_Requirement_
Pick out each line below containing "this".

(Data excerpts)
------------------------------------------------
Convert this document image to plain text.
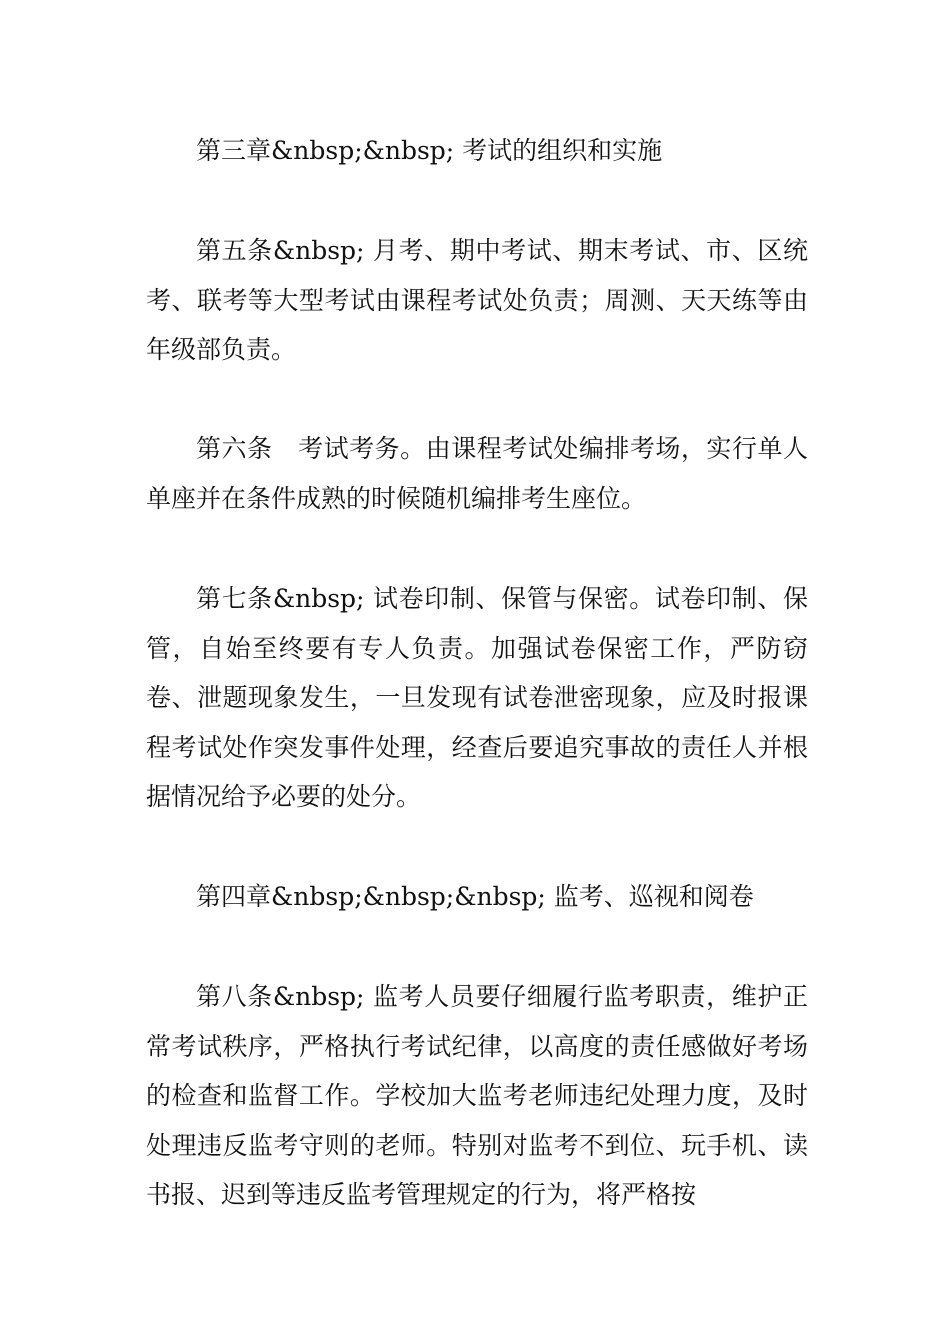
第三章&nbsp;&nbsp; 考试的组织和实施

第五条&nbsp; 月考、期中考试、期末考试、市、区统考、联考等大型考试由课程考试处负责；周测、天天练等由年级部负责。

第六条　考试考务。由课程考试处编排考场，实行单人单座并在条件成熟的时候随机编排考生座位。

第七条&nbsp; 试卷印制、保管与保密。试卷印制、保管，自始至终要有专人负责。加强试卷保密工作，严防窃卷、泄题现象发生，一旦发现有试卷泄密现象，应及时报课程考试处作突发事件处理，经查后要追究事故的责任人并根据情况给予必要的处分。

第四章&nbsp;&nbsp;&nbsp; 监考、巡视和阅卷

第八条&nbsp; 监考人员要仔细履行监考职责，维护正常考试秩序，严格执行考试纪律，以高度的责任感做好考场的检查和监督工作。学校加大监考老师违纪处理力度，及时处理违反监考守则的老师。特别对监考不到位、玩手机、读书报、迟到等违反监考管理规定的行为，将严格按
------------------------------------------------
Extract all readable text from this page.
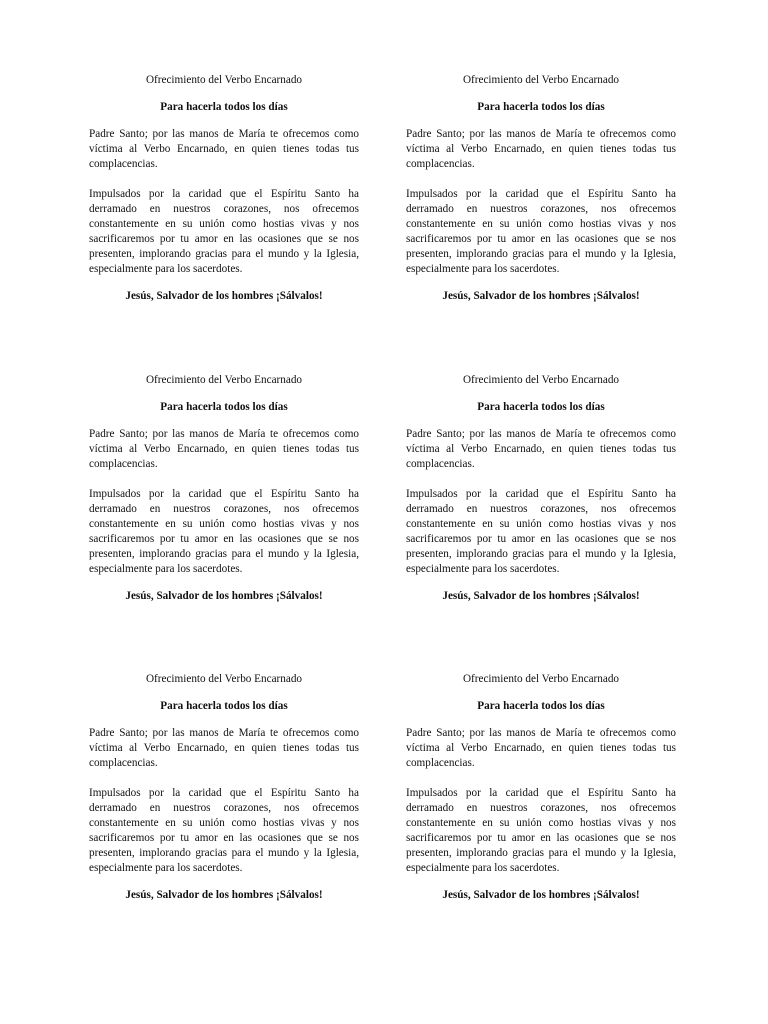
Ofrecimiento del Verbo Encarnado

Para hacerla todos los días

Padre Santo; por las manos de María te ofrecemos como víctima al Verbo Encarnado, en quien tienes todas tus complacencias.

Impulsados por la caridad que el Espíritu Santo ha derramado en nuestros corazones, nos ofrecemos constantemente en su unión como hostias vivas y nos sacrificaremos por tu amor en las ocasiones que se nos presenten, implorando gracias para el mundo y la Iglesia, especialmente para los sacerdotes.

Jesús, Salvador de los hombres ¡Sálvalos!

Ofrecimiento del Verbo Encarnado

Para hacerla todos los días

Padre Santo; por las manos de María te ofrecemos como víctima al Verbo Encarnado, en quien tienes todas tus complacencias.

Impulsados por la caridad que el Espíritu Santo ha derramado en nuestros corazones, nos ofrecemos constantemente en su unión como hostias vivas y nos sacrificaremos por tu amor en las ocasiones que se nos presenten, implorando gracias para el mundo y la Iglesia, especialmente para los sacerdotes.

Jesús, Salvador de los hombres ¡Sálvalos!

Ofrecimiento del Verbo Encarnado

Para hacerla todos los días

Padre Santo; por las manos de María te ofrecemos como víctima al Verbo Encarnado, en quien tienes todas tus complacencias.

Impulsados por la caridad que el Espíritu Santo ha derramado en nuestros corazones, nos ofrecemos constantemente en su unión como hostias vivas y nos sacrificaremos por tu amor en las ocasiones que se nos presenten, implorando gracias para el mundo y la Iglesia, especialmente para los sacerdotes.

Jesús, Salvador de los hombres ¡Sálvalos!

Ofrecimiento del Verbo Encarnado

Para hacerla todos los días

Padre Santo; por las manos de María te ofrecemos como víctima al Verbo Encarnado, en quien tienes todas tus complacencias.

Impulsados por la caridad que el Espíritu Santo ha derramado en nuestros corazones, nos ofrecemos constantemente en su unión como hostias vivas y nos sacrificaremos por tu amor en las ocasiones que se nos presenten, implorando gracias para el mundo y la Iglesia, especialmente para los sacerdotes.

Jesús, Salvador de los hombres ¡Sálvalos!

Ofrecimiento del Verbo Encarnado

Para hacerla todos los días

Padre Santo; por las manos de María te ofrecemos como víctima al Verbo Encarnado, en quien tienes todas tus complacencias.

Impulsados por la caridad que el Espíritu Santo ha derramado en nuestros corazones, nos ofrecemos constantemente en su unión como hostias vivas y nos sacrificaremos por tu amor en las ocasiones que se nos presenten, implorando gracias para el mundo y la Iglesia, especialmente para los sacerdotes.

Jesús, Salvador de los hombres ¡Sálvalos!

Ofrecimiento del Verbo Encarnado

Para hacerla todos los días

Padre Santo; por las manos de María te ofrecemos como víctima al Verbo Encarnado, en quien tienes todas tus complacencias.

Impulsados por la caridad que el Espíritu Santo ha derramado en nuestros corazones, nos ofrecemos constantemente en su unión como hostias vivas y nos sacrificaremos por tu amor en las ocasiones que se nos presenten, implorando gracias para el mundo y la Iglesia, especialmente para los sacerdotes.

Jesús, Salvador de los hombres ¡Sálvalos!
------------------------------------------------
_Result of the task_
Convert this document image to plain text.
Extract all readable text from this page.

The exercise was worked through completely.